GOAL OF THE EXERCISE.
Each line containing the word "jeugd" must be reported.

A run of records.

>> start

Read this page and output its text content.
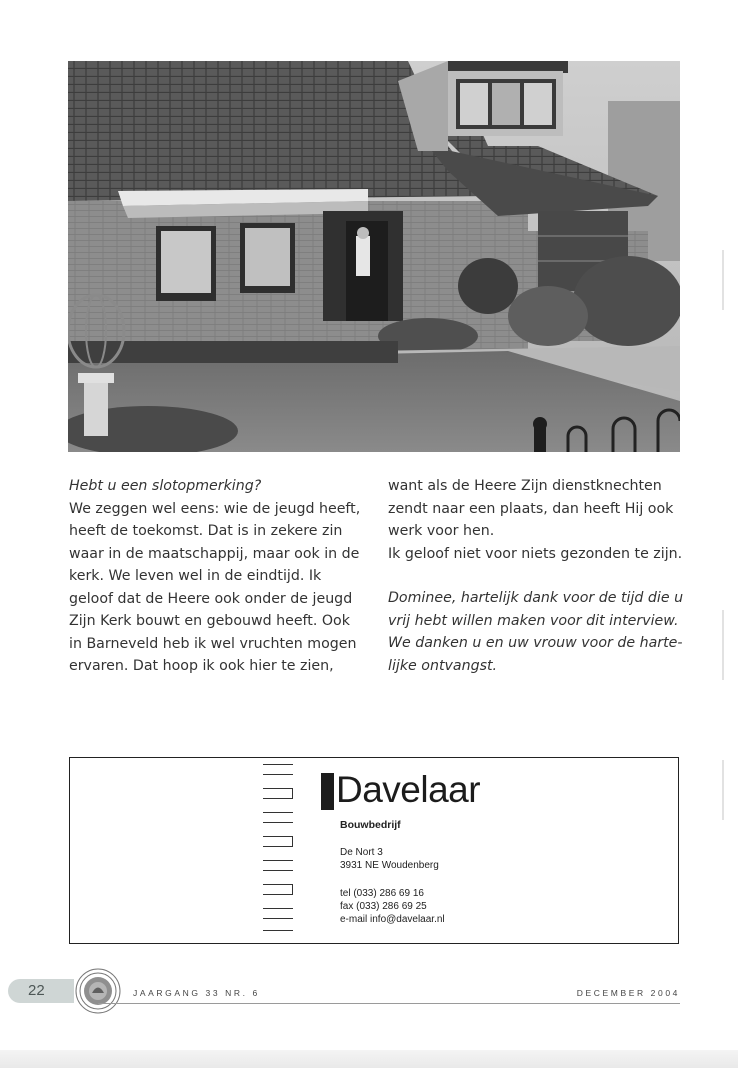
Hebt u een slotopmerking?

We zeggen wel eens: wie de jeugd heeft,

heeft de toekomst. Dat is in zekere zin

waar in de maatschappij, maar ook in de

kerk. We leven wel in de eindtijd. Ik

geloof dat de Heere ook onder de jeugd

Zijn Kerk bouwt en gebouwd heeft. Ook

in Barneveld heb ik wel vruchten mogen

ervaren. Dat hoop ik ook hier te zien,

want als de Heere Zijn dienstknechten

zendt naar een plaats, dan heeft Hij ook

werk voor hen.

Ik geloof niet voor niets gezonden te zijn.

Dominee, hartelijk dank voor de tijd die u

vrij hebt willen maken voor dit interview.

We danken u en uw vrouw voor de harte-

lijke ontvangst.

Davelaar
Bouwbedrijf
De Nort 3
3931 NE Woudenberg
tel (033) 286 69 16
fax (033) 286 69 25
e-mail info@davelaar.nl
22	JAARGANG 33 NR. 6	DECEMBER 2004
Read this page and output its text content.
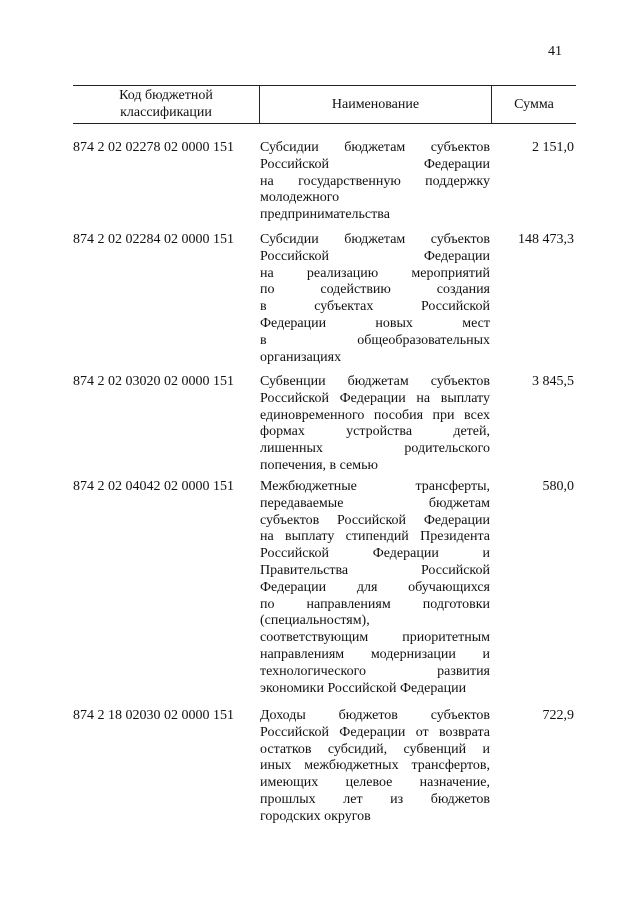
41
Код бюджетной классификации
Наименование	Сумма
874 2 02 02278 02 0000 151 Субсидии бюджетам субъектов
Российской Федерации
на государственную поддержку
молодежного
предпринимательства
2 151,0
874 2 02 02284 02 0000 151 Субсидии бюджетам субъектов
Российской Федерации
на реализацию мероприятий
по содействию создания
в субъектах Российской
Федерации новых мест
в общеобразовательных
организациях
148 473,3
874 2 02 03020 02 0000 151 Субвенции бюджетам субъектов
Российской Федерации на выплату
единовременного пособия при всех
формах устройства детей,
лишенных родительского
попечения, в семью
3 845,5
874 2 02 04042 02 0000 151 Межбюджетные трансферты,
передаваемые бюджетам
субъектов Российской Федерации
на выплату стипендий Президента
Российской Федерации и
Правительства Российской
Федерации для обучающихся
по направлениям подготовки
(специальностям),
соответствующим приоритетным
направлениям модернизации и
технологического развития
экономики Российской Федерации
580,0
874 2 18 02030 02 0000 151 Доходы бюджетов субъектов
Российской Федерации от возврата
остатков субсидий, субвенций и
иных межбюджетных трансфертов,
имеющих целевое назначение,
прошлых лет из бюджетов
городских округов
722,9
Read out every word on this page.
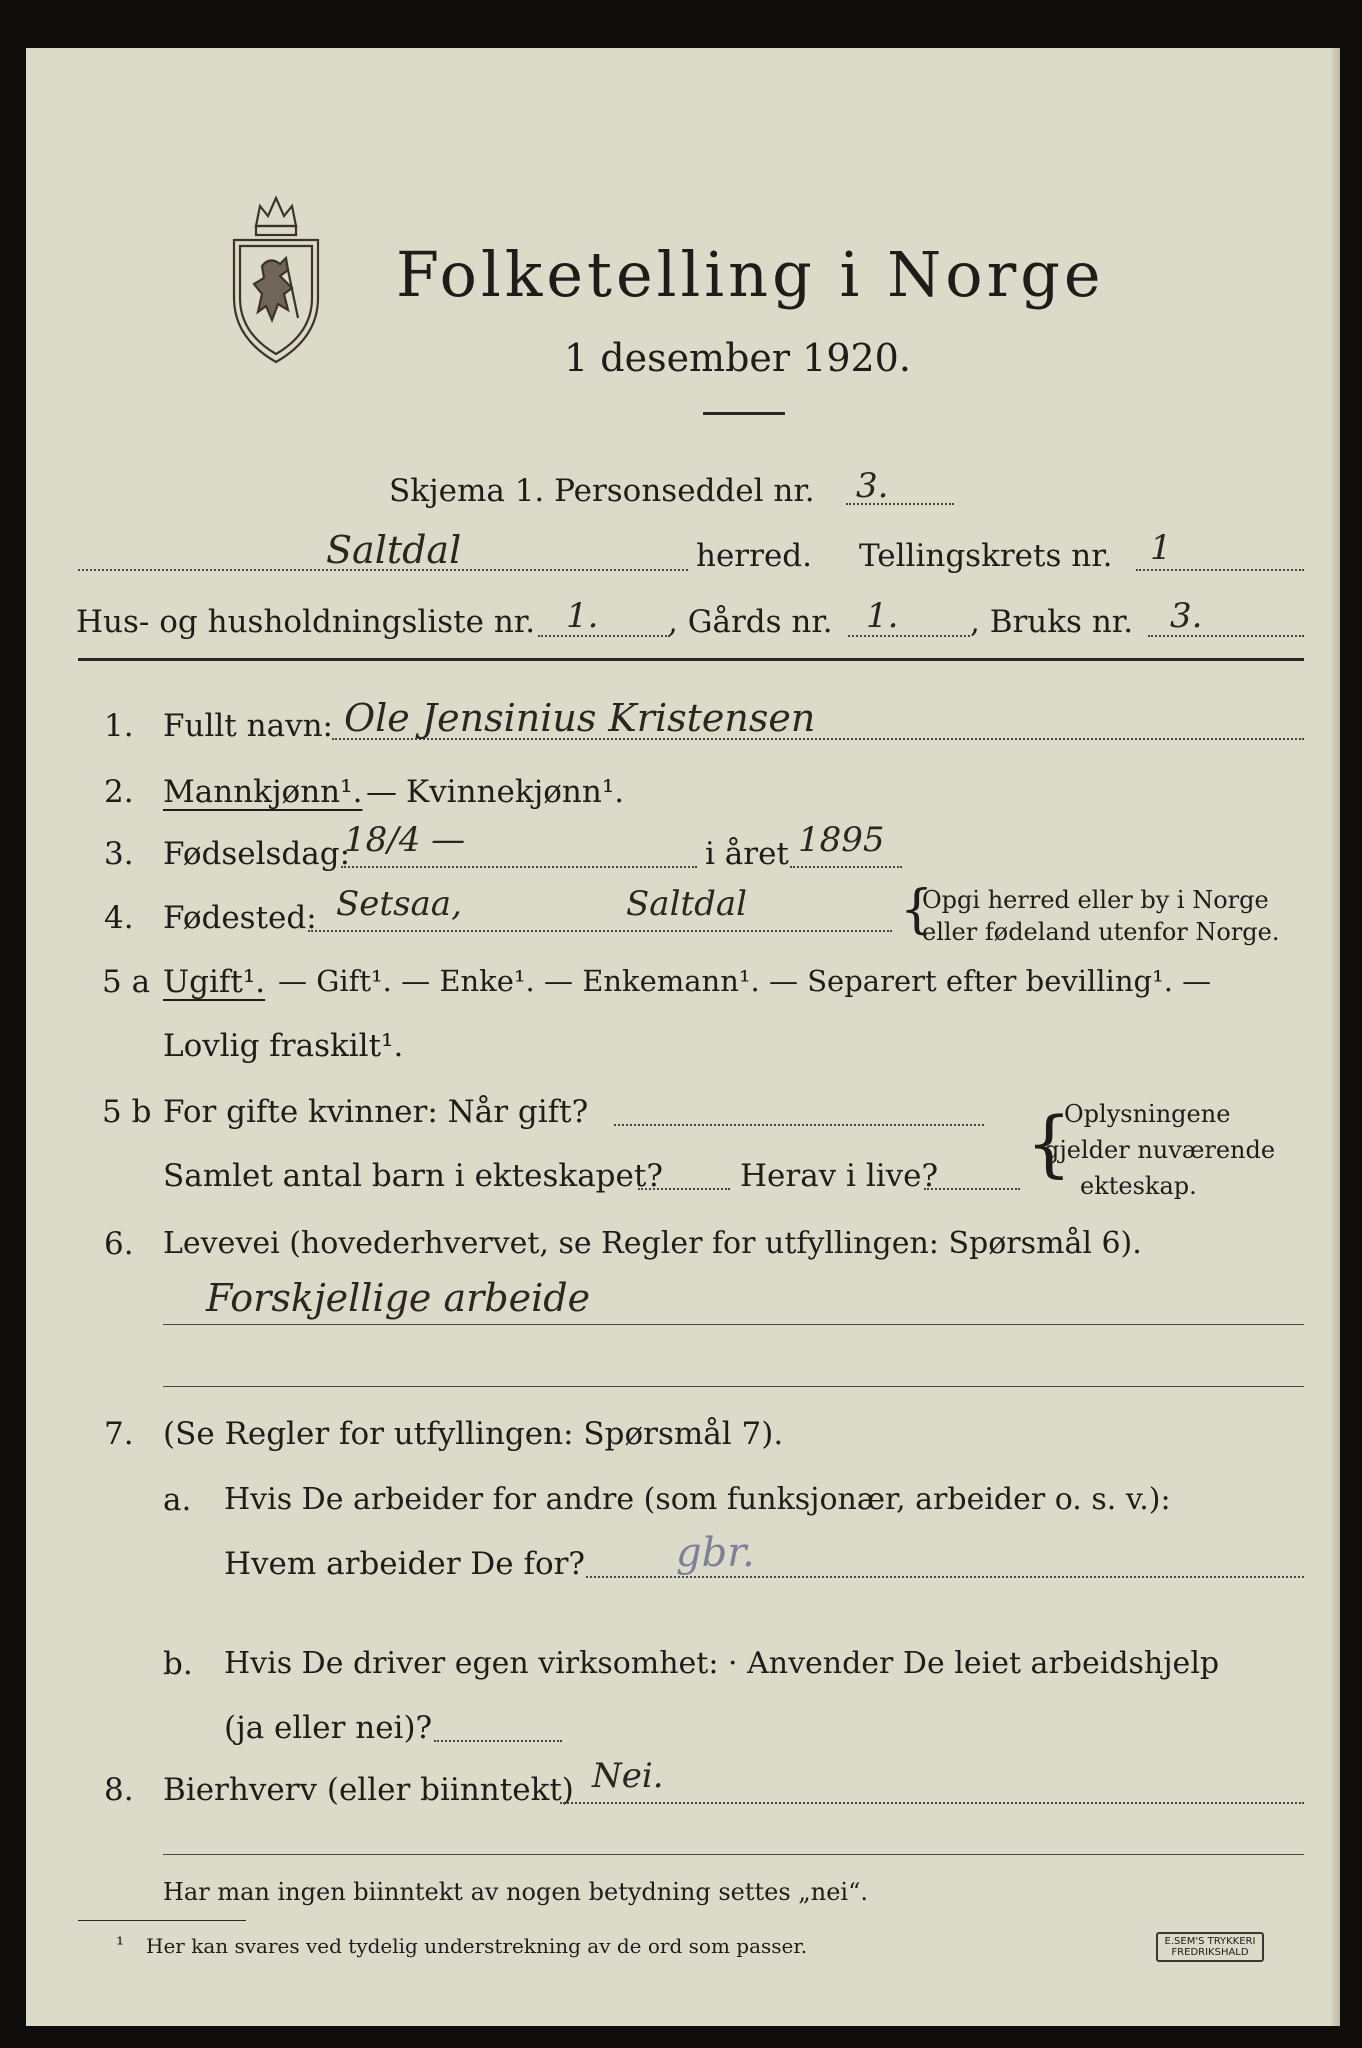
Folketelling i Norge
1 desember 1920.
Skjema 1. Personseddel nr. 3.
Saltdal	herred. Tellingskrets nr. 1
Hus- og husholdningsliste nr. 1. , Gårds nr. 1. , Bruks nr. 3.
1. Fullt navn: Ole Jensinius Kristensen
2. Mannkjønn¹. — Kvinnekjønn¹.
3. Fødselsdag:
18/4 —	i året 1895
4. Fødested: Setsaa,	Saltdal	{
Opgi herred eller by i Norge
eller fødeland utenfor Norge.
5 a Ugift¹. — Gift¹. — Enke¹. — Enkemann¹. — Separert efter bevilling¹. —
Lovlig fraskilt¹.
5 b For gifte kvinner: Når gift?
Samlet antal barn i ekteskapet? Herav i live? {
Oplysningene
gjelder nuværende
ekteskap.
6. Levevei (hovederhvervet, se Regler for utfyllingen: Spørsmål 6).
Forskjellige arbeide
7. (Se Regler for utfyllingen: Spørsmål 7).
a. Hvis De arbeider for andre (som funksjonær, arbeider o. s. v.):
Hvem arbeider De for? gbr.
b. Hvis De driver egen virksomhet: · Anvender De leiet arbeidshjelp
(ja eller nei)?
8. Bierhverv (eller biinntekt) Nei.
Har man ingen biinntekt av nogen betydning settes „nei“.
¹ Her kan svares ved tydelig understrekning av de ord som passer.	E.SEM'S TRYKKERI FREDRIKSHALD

>> end

ANSWER TO THIS EXERCISE.
We zeggen wel eens: wie de jeugd heeft,
geloof dat de Heere ook onder de jeugd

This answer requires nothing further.